• DIRECTION
Locate every line below that contains the word "screenshot" and copy it.

• AVAILABLE RECORDS
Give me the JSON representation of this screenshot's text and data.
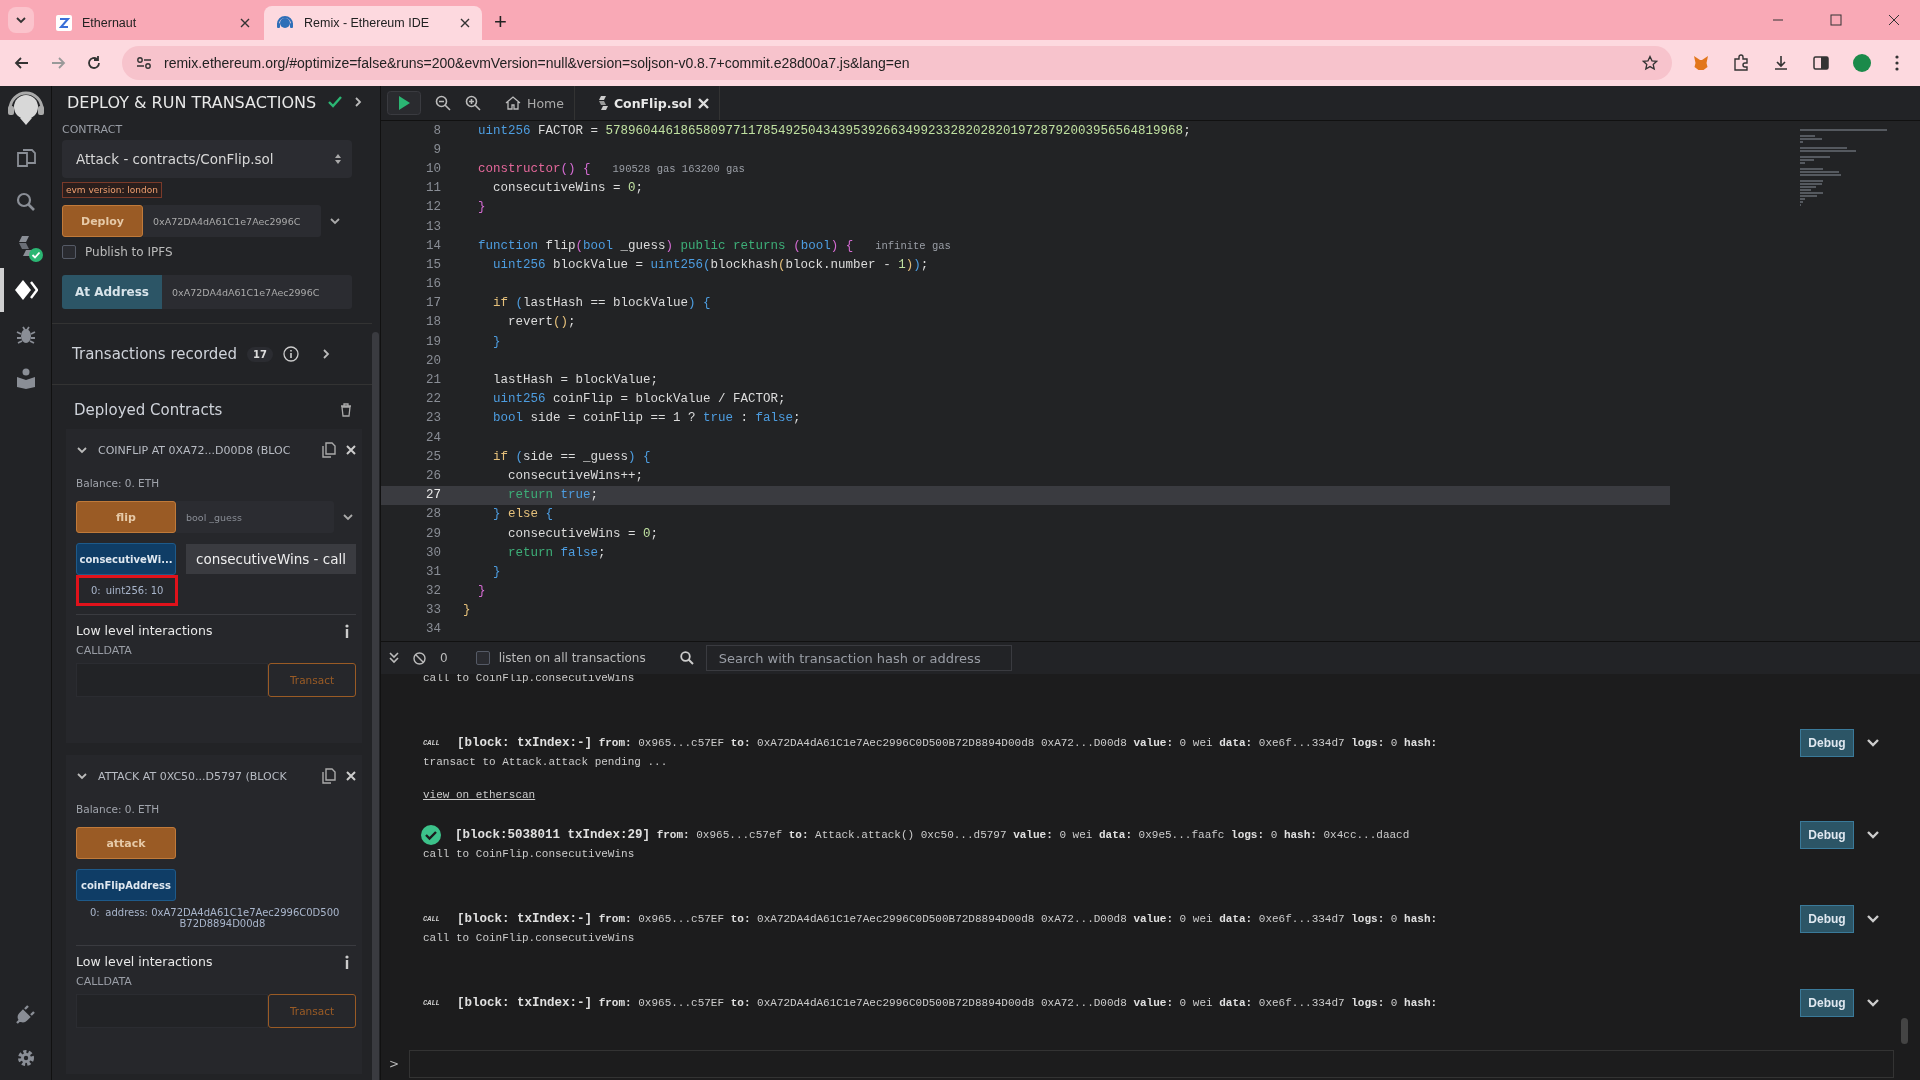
{
  "browser": {
    "tabs": [
      {
        "kind": "ethernaut",
        "title": "Ethernaut",
        "selected": false
      },
      {
        "kind": "remix",
        "title": "Remix - Ethereum IDE",
        "selected": true
      }
    ],
    "new_tab": "+",
    "url": "remix.ethereum.org/#optimize=false&runs=200&evmVersion=null&version=soljson-v0.8.7+commit.e28d00a7.js&lang=en"
  },
  "icon_panel": {
    "items": [
      {
        "kind": "files",
        "selected": false,
        "badge": false
      },
      {
        "kind": "search",
        "selected": false,
        "badge": false
      },
      {
        "kind": "compiler",
        "selected": false,
        "badge": true
      },
      {
        "kind": "deploy",
        "selected": true,
        "badge": false
      },
      {
        "kind": "debugger",
        "selected": false,
        "badge": false
      },
      {
        "kind": "learn",
        "selected": false,
        "badge": false
      }
    ],
    "bottom": [
      {
        "kind": "plugins"
      },
      {
        "kind": "settings"
      }
    ]
  },
  "side_panel": {
    "title": "DEPLOY & RUN TRANSACTIONS",
    "contract_label": "CONTRACT",
    "contract": "Attack - contracts/ConFlip.sol",
    "evm_badge": "evm version: london",
    "deploy": {
      "label": "Deploy",
      "value": "0xA72DA4dA61C1e7Aec2996C"
    },
    "publish": {
      "label": "Publish to IPFS",
      "checked": false
    },
    "at_address": {
      "label": "At Address",
      "value": "0xA72DA4dA61C1e7Aec2996C"
    },
    "transactions": {
      "label": "Transactions recorded",
      "count": "17"
    },
    "deployed_title": "Deployed Contracts",
    "instances": [
      {
        "title": "COINFLIP AT 0XA72...D00D8 (BLOC",
        "expanded": true,
        "balance": "Balance: 0. ETH",
        "functions": [
          {
            "kind": "transact",
            "label": "flip",
            "placeholder": "bool _guess"
          },
          {
            "kind": "call",
            "label": "consecutiveWi...",
            "tooltip": "consecutiveWins - call",
            "result_key": "0:",
            "result": "uint256: 10",
            "highlighted": true
          }
        ],
        "low_level": "Low level interactions",
        "calldata_label": "CALLDATA",
        "transact": "Transact"
      },
      {
        "title": "ATTACK AT 0XC50...D5797 (BLOCK",
        "expanded": true,
        "balance": "Balance: 0. ETH",
        "functions": [
          {
            "kind": "transact",
            "label": "attack"
          },
          {
            "kind": "call",
            "label": "coinFlipAddress",
            "result_key": "0:",
            "result": "address: 0xA72DA4dA61C1e7Aec2996C0D500B72D8894D00d8",
            "highlighted": false
          }
        ],
        "low_level": "Low level interactions",
        "calldata_label": "CALLDATA",
        "transact": "Transact"
      }
    ]
  },
  "editor": {
    "tabs": [
      {
        "kind": "home",
        "label": "Home",
        "selected": false
      },
      {
        "kind": "file",
        "label": "ConFlip.sol",
        "selected": true
      }
    ],
    "lines": [
      {
        "number": "8",
        "current": false,
        "tokens": [
          {
            "text": "  uint256",
            "kind": "type"
          },
          {
            "text": " FACTOR = ",
            "kind": "plain"
          },
          {
            "text": "57896044618658097711785492504343953926634992332820282019728792003956564819968",
            "kind": "number"
          },
          {
            "text": ";",
            "kind": "plain"
          }
        ]
      },
      {
        "number": "9",
        "current": false
      },
      {
        "number": "10",
        "current": false,
        "tokens": [
          {
            "text": "  constructor",
            "kind": "ctor"
          },
          {
            "text": "()",
            "kind": "bracket1"
          },
          {
            "text": " {",
            "kind": "bracket1"
          }
        ],
        "hint": "190528 gas 163200 gas"
      },
      {
        "number": "11",
        "current": false,
        "tokens": [
          {
            "text": "    consecutiveWins = ",
            "kind": "plain"
          },
          {
            "text": "0",
            "kind": "number"
          },
          {
            "text": ";",
            "kind": "plain"
          }
        ]
      },
      {
        "number": "12",
        "current": false,
        "tokens": [
          {
            "text": "  }",
            "kind": "bracket1"
          }
        ]
      },
      {
        "number": "13",
        "current": false
      },
      {
        "number": "14",
        "current": false,
        "tokens": [
          {
            "text": "  function",
            "kind": "type"
          },
          {
            "text": " flip",
            "kind": "plain"
          },
          {
            "text": "(",
            "kind": "bracket1"
          },
          {
            "text": "bool",
            "kind": "type"
          },
          {
            "text": " _guess",
            "kind": "plain"
          },
          {
            "text": ")",
            "kind": "bracket1"
          },
          {
            "text": " public returns ",
            "kind": "modifier"
          },
          {
            "text": "(",
            "kind": "bracket1"
          },
          {
            "text": "bool",
            "kind": "type"
          },
          {
            "text": ")",
            "kind": "bracket1"
          },
          {
            "text": " {",
            "kind": "bracket1"
          }
        ],
        "hint": "infinite gas"
      },
      {
        "number": "15",
        "current": false,
        "tokens": [
          {
            "text": "    uint256",
            "kind": "type"
          },
          {
            "text": " blockValue = ",
            "kind": "plain"
          },
          {
            "text": "uint256",
            "kind": "type"
          },
          {
            "text": "(",
            "kind": "bracket2"
          },
          {
            "text": "blockhash",
            "kind": "plain"
          },
          {
            "text": "(",
            "kind": "bracket3"
          },
          {
            "text": "block.number - ",
            "kind": "plain"
          },
          {
            "text": "1",
            "kind": "number"
          },
          {
            "text": ")",
            "kind": "bracket3"
          },
          {
            "text": ")",
            "kind": "bracket2"
          },
          {
            "text": ";",
            "kind": "plain"
          }
        ]
      },
      {
        "number": "16",
        "current": false
      },
      {
        "number": "17",
        "current": false,
        "tokens": [
          {
            "text": "    if",
            "kind": "control"
          },
          {
            "text": " (",
            "kind": "bracket2"
          },
          {
            "text": "lastHash == blockValue",
            "kind": "plain"
          },
          {
            "text": ")",
            "kind": "bracket2"
          },
          {
            "text": " {",
            "kind": "bracket2"
          }
        ]
      },
      {
        "number": "18",
        "current": false,
        "tokens": [
          {
            "text": "      revert",
            "kind": "plain"
          },
          {
            "text": "()",
            "kind": "bracket3"
          },
          {
            "text": ";",
            "kind": "plain"
          }
        ]
      },
      {
        "number": "19",
        "current": false,
        "tokens": [
          {
            "text": "    }",
            "kind": "bracket2"
          }
        ]
      },
      {
        "number": "20",
        "current": false
      },
      {
        "number": "21",
        "current": false,
        "tokens": [
          {
            "text": "    lastHash = blockValue;",
            "kind": "plain"
          }
        ]
      },
      {
        "number": "22",
        "current": false,
        "tokens": [
          {
            "text": "    uint256",
            "kind": "type"
          },
          {
            "text": " coinFlip = blockValue / FACTOR;",
            "kind": "plain"
          }
        ]
      },
      {
        "number": "23",
        "current": false,
        "tokens": [
          {
            "text": "    bool",
            "kind": "type"
          },
          {
            "text": " side = coinFlip == 1 ? ",
            "kind": "plain"
          },
          {
            "text": "true",
            "kind": "type"
          },
          {
            "text": " : ",
            "kind": "plain"
          },
          {
            "text": "false",
            "kind": "type"
          },
          {
            "text": ";",
            "kind": "plain"
          }
        ]
      },
      {
        "number": "24",
        "current": false
      },
      {
        "number": "25",
        "current": false,
        "tokens": [
          {
            "text": "    if",
            "kind": "control"
          },
          {
            "text": " (",
            "kind": "bracket2"
          },
          {
            "text": "side == _guess",
            "kind": "plain"
          },
          {
            "text": ")",
            "kind": "bracket2"
          },
          {
            "text": " {",
            "kind": "bracket2"
          }
        ]
      },
      {
        "number": "26",
        "current": false,
        "tokens": [
          {
            "text": "      consecutiveWins++;",
            "kind": "plain"
          }
        ]
      },
      {
        "number": "27",
        "current": true,
        "tokens": [
          {
            "text": "      return",
            "kind": "modifier"
          },
          {
            "text": " true",
            "kind": "type"
          },
          {
            "text": ";",
            "kind": "plain"
          }
        ]
      },
      {
        "number": "28",
        "current": false,
        "tokens": [
          {
            "text": "    }",
            "kind": "bracket2"
          },
          {
            "text": " else",
            "kind": "control"
          },
          {
            "text": " {",
            "kind": "bracket2"
          }
        ]
      },
      {
        "number": "29",
        "current": false,
        "tokens": [
          {
            "text": "      consecutiveWins = ",
            "kind": "plain"
          },
          {
            "text": "0",
            "kind": "number"
          },
          {
            "text": ";",
            "kind": "plain"
          }
        ]
      },
      {
        "number": "30",
        "current": false,
        "tokens": [
          {
            "text": "      return",
            "kind": "modifier"
          },
          {
            "text": " false",
            "kind": "type"
          },
          {
            "text": ";",
            "kind": "plain"
          }
        ]
      },
      {
        "number": "31",
        "current": false,
        "tokens": [
          {
            "text": "    }",
            "kind": "bracket2"
          }
        ]
      },
      {
        "number": "32",
        "current": false,
        "tokens": [
          {
            "text": "  }",
            "kind": "bracket1"
          }
        ]
      },
      {
        "number": "33",
        "current": false,
        "tokens": [
          {
            "text": "}",
            "kind": "bracket3"
          }
        ]
      },
      {
        "number": "34",
        "current": false
      }
    ]
  },
  "terminal": {
    "count": "0",
    "listen": {
      "label": "listen on all transactions",
      "checked": false
    },
    "search_placeholder": "Search with transaction hash or address",
    "entries": [
      {
        "kind": "text",
        "text": "call to CoinFlip.consecutiveWins"
      },
      {
        "kind": "call",
        "badge": "CALL",
        "block": "[block: txIndex:-]",
        "fields": [
          {
            "label": "from:",
            "value": "0x965...c57EF"
          },
          {
            "label": "to:",
            "value": "0xA72DA4dA61C1e7Aec2996C0D500B72D8894D00d8 0xA72...D00d8"
          },
          {
            "label": "value:",
            "value": "0 wei"
          },
          {
            "label": "data:",
            "value": "0xe6f...334d7"
          },
          {
            "label": "logs:",
            "value": "0"
          },
          {
            "label": "hash:"
          }
        ],
        "button": "Debug"
      },
      {
        "kind": "text",
        "text": "transact to Attack.attack pending ..."
      },
      {
        "kind": "link",
        "text": "view on etherscan"
      },
      {
        "kind": "success",
        "block": "[block:5038011 txIndex:29]",
        "fields": [
          {
            "label": "from:",
            "value": "0x965...c57ef"
          },
          {
            "label": "to:",
            "value": "Attack.attack() 0xc50...d5797"
          },
          {
            "label": "value:",
            "value": "0 wei"
          },
          {
            "label": "data:",
            "value": "0x9e5...faafc"
          },
          {
            "label": "logs:",
            "value": "0"
          },
          {
            "label": "hash:",
            "value": "0x4cc...daacd"
          }
        ],
        "button": "Debug"
      },
      {
        "kind": "text",
        "text": "call to CoinFlip.consecutiveWins"
      },
      {
        "kind": "call",
        "badge": "CALL",
        "block": "[block: txIndex:-]",
        "fields": [
          {
            "label": "from:",
            "value": "0x965...c57EF"
          },
          {
            "label": "to:",
            "value": "0xA72DA4dA61C1e7Aec2996C0D500B72D8894D00d8 0xA72...D00d8"
          },
          {
            "label": "value:",
            "value": "0 wei"
          },
          {
            "label": "data:",
            "value": "0xe6f...334d7"
          },
          {
            "label": "logs:",
            "value": "0"
          },
          {
            "label": "hash:"
          }
        ],
        "button": "Debug"
      },
      {
        "kind": "text",
        "text": "call to CoinFlip.consecutiveWins"
      },
      {
        "kind": "call",
        "badge": "CALL",
        "block": "[block: txIndex:-]",
        "fields": [
          {
            "label": "from:",
            "value": "0x965...c57EF"
          },
          {
            "label": "to:",
            "value": "0xA72DA4dA61C1e7Aec2996C0D500B72D8894D00d8 0xA72...D00d8"
          },
          {
            "label": "value:",
            "value": "0 wei"
          },
          {
            "label": "data:",
            "value": "0xe6f...334d7"
          },
          {
            "label": "logs:",
            "value": "0"
          },
          {
            "label": "hash:"
          }
        ],
        "button": "Debug"
      }
    ],
    "prompt": ">"
  }
}
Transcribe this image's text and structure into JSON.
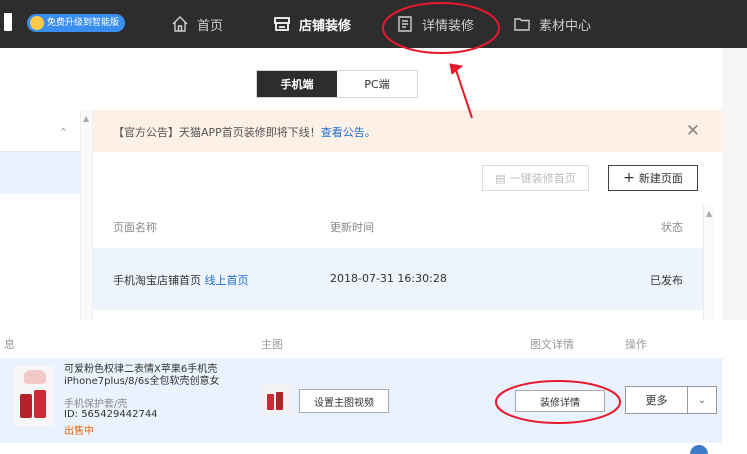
{
  "topnav": {
    "upgrade_badge": "免费升级到智能版",
    "items": [
      {
        "label": "首页",
        "icon": "home-icon"
      },
      {
        "label": "店铺装修",
        "icon": "store-icon",
        "active": true
      },
      {
        "label": "详情装修",
        "icon": "document-icon"
      },
      {
        "label": "素材中心",
        "icon": "folder-icon"
      }
    ]
  },
  "device_switch": {
    "options": [
      "手机端",
      "PC端"
    ],
    "selected": "手机端"
  },
  "notice": {
    "text": "【官方公告】天猫APP首页装修即将下线！",
    "link": "查看公告。"
  },
  "page_actions": {
    "one_click": "一键装修首页",
    "new_page": "新建页面"
  },
  "pages_table": {
    "columns": [
      "页面名称",
      "更新时间",
      "状态"
    ],
    "rows": [
      {
        "name": "手机淘宝店铺首页",
        "tag": "线上首页",
        "updated": "2018-07-31 16:30:28",
        "status": "已发布"
      }
    ]
  },
  "product_table": {
    "columns": [
      "息",
      "主图",
      "图文详情",
      "操作"
    ],
    "rows": [
      {
        "title": "可爱粉色权律二表情X苹果6手机壳iPhone7plus/8/6s全包软壳创意女",
        "category": "手机保护套/壳",
        "id": "ID: 565429442744",
        "status": "出售中",
        "video_button": "设置主图视频",
        "detail_button": "装修详情",
        "more_button": "更多"
      }
    ]
  },
  "colors": {
    "nav_bg": "#2d2d2d",
    "accent_blue": "#1a6fd1",
    "notice_bg": "#fdf0e7",
    "status_orange": "#e5640d",
    "annotation_red": "#e8192c"
  }
}
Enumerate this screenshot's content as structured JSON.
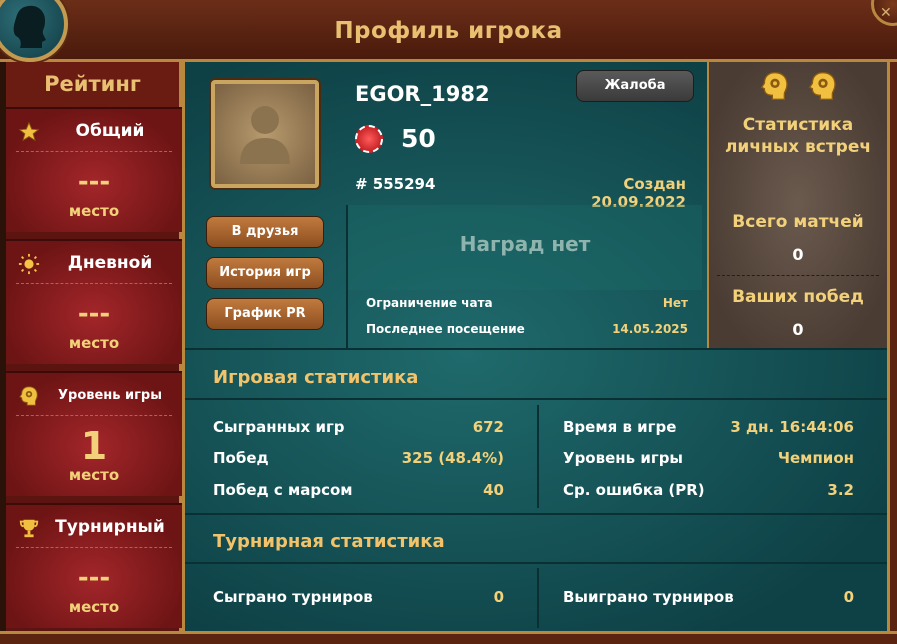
{
  "header": {
    "title": "Профиль игрока"
  },
  "rating": {
    "title": "Рейтинг",
    "items": [
      {
        "label": "Общий",
        "value": "---",
        "place": "место",
        "icon": "star-icon"
      },
      {
        "label": "Дневной",
        "value": "---",
        "place": "место",
        "icon": "sun-icon"
      },
      {
        "label": "Уровень игры",
        "value": "1",
        "place": "место",
        "icon": "brain-gear-icon"
      },
      {
        "label": "Турнирный",
        "value": "---",
        "place": "место",
        "icon": "trophy-icon"
      }
    ]
  },
  "profile": {
    "name": "EGOR_1982",
    "rating": "50",
    "id": "# 555294",
    "created": "Создан 20.09.2022",
    "complain": "Жалоба",
    "buttons": [
      "В друзья",
      "История игр",
      "График PR"
    ],
    "awards": "Наград нет",
    "info": [
      {
        "key": "Ограничение чата",
        "value": "Нет"
      },
      {
        "key": "Последнее посещение",
        "value": "14.05.2025"
      }
    ]
  },
  "h2h": {
    "title": "Статистика личных встреч",
    "total_label": "Всего матчей",
    "total_value": "0",
    "wins_label": "Ваших побед",
    "wins_value": "0"
  },
  "game_stats": {
    "title": "Игровая статистика",
    "left": [
      {
        "key": "Сыгранных игр",
        "value": "672"
      },
      {
        "key": "Побед",
        "value": "325 (48.4%)"
      },
      {
        "key": "Побед с марсом",
        "value": "40"
      }
    ],
    "right": [
      {
        "key": "Время в игре",
        "value": "3 дн. 16:44:06"
      },
      {
        "key": "Уровень игры",
        "value": "Чемпион"
      },
      {
        "key": "Ср. ошибка (PR)",
        "value": "3.2"
      }
    ]
  },
  "tournament_stats": {
    "title": "Турнирная статистика",
    "left": {
      "key": "Сыграно турниров",
      "value": "0"
    },
    "right": {
      "key": "Выиграно турниров",
      "value": "0"
    }
  },
  "colors": {
    "accent_gold": "#f2d17a",
    "panel_teal": "#1f6a6c",
    "frame_gold": "#b9883f",
    "rating_red": "#a3262a"
  }
}
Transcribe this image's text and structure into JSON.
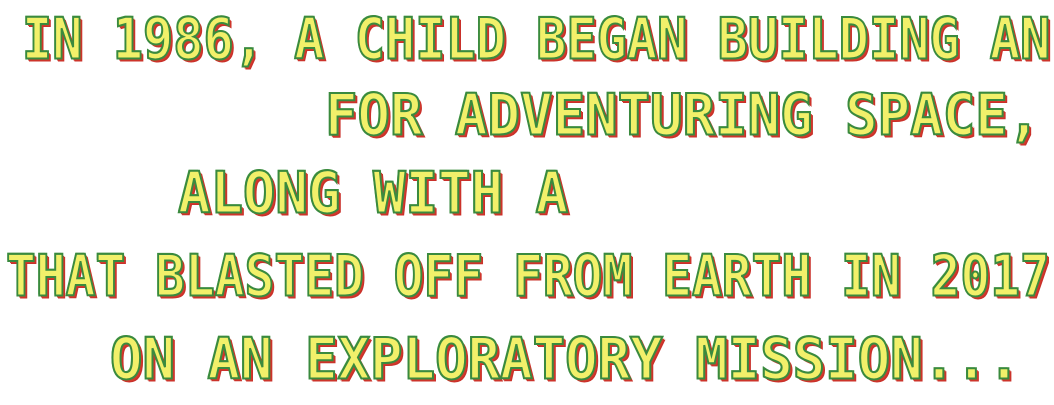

• OUTPUT OF THE EXERCISE
Give me the JSON representation of this screenshot's text and data.
Enumerate this screenshot's content as structured JSON.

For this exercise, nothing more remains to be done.